### DIRECTIONS FOR THIS TASK
Records follow. Copy every line with "учителем".

━━━━━━━━━━━━━━━━━━━━━━━━━━━━━━

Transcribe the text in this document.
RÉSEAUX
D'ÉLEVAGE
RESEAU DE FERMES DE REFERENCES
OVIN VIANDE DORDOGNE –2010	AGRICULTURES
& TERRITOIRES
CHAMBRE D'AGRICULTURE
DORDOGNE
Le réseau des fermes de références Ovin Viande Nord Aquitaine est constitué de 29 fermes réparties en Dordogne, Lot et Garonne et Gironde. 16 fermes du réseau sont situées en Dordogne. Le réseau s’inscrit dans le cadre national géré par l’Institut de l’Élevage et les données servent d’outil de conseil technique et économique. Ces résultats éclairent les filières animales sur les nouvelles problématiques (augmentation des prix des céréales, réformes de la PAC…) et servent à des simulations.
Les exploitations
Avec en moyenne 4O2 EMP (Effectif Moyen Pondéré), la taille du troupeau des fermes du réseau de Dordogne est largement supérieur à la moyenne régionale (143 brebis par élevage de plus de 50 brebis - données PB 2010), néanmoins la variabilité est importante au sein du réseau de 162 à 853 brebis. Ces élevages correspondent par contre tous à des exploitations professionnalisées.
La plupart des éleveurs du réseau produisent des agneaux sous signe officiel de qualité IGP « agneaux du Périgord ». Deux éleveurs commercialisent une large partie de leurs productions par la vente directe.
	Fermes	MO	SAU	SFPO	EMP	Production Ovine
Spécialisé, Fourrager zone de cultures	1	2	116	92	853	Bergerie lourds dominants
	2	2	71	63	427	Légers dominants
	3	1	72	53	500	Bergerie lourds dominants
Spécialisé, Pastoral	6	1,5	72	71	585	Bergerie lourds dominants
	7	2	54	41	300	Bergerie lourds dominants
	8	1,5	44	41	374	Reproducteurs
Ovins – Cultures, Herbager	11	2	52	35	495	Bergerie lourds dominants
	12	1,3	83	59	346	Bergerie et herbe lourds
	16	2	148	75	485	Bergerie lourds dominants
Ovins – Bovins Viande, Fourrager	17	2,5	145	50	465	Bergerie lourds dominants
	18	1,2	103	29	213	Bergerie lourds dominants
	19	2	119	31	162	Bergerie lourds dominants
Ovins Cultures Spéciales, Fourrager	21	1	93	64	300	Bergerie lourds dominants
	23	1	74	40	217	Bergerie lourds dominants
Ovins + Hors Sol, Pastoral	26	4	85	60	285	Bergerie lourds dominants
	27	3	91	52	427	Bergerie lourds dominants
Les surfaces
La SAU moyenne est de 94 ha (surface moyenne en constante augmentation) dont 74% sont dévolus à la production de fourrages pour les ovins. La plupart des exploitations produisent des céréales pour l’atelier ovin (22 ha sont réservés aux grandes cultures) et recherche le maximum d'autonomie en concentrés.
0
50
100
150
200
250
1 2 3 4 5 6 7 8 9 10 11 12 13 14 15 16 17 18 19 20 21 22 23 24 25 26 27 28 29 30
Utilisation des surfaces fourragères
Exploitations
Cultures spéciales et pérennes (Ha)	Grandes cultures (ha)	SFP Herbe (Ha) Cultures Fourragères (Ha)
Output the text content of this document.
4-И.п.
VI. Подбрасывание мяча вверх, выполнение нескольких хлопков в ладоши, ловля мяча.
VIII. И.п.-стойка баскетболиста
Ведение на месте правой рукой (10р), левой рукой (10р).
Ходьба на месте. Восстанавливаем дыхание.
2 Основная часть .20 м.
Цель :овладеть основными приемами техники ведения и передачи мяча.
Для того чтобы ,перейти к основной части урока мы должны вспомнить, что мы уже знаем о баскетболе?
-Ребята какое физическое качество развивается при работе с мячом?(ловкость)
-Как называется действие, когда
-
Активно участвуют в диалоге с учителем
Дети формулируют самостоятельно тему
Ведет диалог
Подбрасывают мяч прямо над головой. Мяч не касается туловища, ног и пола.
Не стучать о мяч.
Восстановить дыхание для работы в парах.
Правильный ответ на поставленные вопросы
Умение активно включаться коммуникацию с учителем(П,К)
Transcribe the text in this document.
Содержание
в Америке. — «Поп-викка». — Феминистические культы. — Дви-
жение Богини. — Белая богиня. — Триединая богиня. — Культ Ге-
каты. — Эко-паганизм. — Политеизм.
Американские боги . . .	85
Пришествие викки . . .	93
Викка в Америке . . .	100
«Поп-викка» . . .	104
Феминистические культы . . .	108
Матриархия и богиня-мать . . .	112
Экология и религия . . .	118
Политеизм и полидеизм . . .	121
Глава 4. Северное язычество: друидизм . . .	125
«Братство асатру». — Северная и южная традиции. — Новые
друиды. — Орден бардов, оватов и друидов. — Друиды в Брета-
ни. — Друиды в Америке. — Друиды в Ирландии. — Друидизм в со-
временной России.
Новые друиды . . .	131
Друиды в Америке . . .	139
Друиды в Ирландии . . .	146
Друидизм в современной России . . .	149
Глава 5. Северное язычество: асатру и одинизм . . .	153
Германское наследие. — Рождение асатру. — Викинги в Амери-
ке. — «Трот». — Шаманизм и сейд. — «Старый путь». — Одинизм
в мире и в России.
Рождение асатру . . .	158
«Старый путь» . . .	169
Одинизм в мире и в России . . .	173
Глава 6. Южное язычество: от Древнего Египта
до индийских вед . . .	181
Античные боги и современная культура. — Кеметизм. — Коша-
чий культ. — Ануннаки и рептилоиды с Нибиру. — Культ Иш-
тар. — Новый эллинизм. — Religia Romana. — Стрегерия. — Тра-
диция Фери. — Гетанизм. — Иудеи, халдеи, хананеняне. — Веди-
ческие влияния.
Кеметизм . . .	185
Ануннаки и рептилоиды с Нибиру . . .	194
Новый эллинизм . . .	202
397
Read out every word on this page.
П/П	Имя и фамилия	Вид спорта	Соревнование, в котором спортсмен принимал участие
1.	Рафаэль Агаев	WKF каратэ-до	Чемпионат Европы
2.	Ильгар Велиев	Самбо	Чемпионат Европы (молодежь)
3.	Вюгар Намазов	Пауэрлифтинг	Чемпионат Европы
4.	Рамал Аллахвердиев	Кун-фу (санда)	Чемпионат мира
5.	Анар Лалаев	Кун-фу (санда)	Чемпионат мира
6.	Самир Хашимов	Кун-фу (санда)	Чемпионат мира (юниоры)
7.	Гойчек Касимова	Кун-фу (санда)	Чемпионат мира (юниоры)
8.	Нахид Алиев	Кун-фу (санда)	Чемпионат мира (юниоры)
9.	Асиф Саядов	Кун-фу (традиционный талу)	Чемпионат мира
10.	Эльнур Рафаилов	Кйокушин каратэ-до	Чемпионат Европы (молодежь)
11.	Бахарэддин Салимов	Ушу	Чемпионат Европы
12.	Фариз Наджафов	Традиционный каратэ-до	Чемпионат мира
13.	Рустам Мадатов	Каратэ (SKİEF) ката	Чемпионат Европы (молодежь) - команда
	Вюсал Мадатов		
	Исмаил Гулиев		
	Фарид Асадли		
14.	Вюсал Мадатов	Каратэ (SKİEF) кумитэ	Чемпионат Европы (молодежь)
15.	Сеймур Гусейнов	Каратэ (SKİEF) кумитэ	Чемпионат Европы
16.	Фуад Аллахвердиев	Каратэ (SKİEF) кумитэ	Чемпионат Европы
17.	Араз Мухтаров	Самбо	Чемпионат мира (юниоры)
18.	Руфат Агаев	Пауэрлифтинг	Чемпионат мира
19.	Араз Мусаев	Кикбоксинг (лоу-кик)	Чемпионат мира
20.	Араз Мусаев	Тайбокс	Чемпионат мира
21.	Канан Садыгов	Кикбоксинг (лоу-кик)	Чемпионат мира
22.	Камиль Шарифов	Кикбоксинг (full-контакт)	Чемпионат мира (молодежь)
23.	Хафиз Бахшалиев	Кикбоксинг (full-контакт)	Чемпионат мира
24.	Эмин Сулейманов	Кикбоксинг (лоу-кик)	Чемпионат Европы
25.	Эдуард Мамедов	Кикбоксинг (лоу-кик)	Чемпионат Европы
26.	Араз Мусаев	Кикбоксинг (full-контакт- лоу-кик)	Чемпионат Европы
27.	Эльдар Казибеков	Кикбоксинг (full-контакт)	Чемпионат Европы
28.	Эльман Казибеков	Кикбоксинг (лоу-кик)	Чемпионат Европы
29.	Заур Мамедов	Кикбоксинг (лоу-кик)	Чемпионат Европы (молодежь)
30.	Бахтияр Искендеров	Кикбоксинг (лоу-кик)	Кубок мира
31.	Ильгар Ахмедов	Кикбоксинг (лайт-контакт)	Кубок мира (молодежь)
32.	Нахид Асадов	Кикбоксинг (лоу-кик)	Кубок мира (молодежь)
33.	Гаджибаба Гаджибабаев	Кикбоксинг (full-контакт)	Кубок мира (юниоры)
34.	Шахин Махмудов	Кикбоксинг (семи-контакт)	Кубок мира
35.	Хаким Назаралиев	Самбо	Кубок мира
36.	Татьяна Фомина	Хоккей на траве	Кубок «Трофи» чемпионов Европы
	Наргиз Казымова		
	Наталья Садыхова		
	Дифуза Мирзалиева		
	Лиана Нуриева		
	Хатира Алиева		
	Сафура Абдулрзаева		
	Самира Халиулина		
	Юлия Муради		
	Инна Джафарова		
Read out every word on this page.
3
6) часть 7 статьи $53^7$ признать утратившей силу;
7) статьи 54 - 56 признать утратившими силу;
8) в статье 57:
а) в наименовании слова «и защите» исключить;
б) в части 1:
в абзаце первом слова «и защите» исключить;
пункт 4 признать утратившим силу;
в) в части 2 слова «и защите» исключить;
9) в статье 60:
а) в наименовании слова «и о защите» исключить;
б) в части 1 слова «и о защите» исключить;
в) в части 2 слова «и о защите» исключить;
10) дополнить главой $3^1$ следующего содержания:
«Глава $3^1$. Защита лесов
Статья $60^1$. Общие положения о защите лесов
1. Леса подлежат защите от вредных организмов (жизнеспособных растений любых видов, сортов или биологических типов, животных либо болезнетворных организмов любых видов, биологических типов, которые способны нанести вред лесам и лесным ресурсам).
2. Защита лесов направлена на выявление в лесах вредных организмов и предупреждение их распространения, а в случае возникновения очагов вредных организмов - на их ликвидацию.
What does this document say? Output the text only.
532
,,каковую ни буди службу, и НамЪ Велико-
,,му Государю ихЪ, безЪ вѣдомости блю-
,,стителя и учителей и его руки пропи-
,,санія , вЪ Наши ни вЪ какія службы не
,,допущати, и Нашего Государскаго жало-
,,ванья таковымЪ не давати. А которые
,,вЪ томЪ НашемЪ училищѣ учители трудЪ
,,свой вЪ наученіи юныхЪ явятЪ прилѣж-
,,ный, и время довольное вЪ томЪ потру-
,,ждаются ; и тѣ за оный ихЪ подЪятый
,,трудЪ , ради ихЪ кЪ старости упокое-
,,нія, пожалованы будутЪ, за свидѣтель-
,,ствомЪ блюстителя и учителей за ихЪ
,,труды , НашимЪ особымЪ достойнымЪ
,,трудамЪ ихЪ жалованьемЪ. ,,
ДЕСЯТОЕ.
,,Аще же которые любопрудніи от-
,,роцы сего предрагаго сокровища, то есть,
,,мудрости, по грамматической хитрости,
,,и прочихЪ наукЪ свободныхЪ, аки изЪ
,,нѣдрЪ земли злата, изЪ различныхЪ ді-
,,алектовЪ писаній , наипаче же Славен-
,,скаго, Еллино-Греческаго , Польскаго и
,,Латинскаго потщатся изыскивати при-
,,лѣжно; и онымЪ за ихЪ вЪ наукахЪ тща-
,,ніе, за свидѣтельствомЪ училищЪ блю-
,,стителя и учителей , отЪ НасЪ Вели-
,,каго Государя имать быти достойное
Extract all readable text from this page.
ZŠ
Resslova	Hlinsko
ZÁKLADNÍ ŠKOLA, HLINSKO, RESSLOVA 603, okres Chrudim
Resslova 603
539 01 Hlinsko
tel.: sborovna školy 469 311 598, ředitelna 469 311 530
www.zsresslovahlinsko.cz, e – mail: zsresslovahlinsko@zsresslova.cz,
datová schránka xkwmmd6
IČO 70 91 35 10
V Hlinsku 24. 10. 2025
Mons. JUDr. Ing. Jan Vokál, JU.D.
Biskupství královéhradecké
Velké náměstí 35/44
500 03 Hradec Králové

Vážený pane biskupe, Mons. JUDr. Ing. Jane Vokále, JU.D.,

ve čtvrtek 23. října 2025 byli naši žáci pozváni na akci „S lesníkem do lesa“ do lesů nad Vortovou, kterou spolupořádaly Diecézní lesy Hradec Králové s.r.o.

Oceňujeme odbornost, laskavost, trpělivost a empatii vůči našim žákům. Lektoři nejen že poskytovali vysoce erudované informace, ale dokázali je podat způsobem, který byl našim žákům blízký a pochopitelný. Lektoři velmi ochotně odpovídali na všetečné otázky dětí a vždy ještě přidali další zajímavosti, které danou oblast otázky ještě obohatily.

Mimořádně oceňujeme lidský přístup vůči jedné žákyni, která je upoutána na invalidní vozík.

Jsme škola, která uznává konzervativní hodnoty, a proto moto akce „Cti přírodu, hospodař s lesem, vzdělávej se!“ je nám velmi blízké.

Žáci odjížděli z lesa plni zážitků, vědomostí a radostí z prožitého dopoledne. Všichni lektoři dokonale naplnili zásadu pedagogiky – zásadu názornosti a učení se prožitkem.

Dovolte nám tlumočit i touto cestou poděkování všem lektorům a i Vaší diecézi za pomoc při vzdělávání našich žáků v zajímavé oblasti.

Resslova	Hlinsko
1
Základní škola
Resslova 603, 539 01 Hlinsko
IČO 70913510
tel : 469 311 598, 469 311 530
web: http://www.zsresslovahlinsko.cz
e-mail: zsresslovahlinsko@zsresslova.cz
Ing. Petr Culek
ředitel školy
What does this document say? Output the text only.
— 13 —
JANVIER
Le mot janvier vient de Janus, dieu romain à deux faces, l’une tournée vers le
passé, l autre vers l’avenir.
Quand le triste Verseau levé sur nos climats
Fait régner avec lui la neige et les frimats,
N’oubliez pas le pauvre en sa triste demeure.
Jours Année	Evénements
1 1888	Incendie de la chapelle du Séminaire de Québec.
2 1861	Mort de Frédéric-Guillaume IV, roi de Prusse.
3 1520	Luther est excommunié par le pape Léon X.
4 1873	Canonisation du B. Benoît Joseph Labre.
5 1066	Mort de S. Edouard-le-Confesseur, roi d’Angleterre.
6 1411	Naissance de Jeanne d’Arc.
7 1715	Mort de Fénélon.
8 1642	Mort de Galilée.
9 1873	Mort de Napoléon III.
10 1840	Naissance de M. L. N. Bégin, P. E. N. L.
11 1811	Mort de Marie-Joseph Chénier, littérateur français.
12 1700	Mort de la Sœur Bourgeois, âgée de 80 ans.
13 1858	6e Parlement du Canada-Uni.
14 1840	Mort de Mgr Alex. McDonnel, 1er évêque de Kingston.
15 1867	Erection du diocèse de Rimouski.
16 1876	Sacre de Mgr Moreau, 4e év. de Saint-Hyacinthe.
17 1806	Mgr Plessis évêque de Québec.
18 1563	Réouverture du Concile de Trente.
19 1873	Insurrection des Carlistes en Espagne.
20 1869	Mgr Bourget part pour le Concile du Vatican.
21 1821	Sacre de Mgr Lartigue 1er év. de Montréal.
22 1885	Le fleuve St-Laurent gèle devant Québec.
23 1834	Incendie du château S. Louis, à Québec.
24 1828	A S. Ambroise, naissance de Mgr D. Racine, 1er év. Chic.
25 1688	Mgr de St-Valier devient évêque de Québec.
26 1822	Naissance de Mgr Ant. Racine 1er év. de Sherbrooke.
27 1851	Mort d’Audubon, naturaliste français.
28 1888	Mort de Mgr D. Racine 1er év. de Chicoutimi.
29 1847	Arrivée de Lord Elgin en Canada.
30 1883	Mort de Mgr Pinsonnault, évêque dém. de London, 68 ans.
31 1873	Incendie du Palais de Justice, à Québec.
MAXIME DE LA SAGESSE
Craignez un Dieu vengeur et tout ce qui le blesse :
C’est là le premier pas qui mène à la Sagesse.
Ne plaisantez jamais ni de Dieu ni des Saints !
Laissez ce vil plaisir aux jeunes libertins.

━━━━━━━━━━━━━━━━━━━━━━━━━━━━━━

### ANSWER TO THE PROBLEM
Активно участвуют в диалоге с учителем
Умение активно включаться коммуникацию с учителем(П,К)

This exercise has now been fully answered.